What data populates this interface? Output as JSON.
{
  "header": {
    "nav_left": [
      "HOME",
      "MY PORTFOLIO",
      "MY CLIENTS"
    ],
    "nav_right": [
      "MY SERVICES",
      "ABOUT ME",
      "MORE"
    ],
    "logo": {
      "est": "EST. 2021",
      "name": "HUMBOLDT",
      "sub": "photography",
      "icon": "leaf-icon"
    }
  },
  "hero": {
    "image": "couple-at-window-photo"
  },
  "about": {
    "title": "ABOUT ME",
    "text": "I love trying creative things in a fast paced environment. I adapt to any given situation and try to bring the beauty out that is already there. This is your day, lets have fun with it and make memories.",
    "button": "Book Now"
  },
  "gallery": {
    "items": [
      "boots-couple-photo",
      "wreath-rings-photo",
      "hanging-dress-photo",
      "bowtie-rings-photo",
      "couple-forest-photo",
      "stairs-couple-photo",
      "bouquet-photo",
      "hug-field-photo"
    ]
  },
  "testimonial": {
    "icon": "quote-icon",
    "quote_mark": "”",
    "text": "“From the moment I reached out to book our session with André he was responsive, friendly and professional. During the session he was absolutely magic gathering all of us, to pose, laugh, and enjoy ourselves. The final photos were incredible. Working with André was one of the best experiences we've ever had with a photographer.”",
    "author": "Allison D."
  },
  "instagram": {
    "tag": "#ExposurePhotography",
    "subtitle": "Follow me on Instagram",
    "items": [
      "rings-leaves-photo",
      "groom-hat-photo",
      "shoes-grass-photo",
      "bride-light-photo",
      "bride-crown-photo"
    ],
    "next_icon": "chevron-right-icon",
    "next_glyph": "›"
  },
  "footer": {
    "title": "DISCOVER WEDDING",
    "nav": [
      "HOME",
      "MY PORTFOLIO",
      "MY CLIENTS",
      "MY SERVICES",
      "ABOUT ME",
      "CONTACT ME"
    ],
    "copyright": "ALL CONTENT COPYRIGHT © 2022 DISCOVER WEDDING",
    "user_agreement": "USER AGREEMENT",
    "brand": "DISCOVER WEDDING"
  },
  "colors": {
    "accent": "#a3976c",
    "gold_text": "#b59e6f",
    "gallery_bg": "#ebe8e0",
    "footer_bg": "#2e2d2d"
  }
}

================

*TO DO*:
In the listing, find all lines with the string "rings" and copy them.

*THE SOLUTION*:
      "wreath-rings-photo",
      "bowtie-rings-photo",
      "rings-leaves-photo",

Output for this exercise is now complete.